Your task:
Gather, from the listing beneath this task, every line holding the string "Empleo".

====== Data rows

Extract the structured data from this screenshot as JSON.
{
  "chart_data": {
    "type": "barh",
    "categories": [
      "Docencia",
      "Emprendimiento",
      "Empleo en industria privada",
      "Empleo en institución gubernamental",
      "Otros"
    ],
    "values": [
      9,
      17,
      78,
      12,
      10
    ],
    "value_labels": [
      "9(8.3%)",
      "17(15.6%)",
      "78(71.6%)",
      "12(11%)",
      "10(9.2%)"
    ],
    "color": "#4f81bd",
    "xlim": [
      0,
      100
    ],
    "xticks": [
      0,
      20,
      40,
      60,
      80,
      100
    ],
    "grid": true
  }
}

============

Written response:
      "Empleo en industria privada",
      "Empleo en institución gubernamental",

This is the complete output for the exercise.